> [Task]:
Do any lines in the data below contain "arcmin"? If so, copy every one of them.

> [Task material]:
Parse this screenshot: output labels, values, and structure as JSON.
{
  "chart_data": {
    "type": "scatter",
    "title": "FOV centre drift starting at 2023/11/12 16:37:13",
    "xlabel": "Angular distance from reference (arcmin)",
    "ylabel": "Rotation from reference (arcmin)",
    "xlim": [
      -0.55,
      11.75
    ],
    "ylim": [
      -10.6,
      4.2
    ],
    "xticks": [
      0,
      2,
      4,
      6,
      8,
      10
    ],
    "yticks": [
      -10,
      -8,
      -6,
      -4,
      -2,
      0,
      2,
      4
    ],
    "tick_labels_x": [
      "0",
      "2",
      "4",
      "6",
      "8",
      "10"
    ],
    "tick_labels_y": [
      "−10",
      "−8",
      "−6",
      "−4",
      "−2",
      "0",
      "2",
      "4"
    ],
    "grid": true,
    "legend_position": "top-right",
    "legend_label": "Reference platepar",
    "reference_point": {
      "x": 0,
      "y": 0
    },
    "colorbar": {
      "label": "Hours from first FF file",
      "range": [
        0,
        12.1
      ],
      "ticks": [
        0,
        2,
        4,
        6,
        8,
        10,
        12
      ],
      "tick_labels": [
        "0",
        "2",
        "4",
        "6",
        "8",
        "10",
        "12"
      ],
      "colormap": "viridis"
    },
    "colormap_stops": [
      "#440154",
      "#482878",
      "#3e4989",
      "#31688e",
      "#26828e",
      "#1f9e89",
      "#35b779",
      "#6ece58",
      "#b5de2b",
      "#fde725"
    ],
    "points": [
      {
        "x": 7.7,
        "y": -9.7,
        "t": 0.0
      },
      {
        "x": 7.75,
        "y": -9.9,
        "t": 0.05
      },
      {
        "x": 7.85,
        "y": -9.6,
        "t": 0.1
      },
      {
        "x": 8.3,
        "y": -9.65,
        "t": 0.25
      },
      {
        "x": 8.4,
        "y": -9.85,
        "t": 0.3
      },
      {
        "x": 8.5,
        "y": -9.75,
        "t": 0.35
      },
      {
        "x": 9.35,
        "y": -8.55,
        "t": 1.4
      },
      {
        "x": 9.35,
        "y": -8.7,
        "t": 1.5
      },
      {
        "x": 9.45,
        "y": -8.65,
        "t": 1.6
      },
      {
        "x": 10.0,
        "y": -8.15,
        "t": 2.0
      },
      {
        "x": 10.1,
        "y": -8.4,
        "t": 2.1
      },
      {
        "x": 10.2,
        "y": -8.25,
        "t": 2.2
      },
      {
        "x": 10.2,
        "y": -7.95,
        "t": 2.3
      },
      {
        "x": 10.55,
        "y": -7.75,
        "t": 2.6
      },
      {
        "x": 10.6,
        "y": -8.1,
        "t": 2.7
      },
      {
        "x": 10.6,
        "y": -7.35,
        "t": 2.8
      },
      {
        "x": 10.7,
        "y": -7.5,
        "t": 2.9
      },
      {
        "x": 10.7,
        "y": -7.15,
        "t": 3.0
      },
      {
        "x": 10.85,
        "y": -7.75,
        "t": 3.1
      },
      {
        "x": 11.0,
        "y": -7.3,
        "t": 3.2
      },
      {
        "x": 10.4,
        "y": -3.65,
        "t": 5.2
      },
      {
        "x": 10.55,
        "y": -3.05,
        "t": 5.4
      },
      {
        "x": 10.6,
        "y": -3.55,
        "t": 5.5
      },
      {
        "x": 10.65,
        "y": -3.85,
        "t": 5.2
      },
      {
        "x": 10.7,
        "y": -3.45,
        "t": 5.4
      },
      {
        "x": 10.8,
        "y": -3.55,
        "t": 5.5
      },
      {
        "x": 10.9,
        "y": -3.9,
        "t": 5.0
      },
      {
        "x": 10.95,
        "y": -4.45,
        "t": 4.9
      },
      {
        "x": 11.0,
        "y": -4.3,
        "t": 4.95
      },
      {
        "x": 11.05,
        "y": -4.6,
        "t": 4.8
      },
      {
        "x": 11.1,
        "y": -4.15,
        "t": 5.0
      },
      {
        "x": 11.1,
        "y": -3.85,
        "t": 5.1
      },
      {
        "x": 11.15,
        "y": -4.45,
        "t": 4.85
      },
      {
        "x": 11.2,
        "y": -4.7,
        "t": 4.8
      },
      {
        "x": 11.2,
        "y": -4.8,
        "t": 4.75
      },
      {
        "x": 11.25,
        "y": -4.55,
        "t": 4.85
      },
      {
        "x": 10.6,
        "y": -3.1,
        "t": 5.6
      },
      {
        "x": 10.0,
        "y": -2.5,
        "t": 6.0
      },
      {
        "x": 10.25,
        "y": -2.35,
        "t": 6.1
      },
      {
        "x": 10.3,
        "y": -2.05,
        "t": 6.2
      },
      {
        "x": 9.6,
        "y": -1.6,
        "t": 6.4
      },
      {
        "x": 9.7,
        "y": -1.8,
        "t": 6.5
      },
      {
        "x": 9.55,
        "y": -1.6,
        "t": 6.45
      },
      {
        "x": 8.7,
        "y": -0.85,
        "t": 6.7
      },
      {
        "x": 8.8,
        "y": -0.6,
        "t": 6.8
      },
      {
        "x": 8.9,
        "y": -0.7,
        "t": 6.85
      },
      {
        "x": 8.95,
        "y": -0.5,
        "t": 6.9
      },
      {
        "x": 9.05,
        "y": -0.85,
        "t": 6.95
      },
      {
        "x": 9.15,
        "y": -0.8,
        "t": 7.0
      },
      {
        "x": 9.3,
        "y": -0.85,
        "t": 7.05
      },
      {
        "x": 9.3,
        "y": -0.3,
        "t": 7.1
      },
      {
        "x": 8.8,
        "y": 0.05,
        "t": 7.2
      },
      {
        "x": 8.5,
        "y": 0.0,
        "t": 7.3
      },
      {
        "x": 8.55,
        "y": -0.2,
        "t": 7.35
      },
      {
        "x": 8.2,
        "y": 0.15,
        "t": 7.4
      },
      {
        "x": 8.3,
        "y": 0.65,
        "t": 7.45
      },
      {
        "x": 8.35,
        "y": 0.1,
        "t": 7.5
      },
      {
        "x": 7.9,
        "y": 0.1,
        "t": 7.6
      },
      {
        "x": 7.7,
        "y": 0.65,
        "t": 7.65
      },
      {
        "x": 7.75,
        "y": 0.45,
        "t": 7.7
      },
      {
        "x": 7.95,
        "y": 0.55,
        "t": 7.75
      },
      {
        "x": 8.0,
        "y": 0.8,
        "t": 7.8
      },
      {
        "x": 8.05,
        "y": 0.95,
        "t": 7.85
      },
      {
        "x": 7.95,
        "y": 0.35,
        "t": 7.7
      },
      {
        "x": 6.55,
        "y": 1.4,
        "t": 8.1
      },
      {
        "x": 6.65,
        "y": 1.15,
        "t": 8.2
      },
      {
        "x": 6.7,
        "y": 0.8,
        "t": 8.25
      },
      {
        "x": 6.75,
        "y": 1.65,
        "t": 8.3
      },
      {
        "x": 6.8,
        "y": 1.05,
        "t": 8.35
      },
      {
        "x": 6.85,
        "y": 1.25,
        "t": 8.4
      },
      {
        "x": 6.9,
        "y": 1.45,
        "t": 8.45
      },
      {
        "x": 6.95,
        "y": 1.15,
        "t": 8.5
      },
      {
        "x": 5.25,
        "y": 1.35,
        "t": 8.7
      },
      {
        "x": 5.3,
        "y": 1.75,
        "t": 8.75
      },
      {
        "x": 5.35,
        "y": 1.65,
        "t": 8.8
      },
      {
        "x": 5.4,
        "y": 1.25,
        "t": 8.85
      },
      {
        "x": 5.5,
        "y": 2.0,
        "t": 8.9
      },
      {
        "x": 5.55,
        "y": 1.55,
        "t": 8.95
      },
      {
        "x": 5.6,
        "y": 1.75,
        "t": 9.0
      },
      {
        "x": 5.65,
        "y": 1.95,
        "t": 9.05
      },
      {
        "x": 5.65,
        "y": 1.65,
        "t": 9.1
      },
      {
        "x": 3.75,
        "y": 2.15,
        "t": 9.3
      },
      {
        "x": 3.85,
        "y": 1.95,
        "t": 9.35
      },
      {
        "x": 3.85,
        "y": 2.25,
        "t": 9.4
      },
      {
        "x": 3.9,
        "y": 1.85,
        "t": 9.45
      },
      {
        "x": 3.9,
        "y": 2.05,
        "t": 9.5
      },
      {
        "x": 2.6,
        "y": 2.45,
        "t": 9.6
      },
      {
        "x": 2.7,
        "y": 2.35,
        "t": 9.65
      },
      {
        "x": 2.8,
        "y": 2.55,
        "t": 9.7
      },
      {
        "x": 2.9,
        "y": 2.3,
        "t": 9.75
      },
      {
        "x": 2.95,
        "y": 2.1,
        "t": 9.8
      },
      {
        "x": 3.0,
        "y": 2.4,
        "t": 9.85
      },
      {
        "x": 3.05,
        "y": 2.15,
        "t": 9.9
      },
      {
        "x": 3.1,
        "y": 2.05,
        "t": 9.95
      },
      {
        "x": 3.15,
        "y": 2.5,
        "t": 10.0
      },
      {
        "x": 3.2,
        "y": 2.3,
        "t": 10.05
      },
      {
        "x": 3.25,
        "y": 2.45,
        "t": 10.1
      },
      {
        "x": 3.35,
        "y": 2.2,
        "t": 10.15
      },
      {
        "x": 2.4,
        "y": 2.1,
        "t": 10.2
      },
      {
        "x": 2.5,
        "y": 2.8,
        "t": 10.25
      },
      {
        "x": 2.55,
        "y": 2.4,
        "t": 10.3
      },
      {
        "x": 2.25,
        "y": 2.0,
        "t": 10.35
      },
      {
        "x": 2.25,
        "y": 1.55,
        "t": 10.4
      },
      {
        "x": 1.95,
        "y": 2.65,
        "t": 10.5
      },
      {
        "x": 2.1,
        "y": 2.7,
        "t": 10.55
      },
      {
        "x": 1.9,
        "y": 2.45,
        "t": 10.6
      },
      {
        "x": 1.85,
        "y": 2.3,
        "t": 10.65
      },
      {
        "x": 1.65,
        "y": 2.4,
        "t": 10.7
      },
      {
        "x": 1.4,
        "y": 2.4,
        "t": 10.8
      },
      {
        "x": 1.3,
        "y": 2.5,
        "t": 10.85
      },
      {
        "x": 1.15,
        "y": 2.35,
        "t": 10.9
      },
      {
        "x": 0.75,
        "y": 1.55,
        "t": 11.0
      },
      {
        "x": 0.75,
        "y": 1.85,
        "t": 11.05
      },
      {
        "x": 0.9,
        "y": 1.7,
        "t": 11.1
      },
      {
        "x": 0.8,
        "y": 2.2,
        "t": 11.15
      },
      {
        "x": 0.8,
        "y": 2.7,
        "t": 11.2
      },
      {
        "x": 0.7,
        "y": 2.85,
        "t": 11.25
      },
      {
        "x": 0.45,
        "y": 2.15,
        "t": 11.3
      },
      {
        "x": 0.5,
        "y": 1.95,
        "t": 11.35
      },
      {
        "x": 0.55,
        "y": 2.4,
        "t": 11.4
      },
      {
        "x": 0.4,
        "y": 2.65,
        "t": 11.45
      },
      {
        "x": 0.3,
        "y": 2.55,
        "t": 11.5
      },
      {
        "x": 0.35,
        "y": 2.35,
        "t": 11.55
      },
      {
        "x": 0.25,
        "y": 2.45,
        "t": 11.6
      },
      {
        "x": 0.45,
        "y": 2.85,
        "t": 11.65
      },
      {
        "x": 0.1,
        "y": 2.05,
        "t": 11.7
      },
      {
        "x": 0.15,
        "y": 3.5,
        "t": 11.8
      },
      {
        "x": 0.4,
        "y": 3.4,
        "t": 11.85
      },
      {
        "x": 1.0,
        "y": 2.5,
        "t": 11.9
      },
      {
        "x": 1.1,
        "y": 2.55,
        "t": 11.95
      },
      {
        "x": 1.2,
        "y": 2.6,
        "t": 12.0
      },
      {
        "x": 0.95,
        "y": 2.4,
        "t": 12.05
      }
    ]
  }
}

> [Problem solution]:
    "xlabel": "Angular distance from reference (arcmin)",
    "ylabel": "Rotation from reference (arcmin)",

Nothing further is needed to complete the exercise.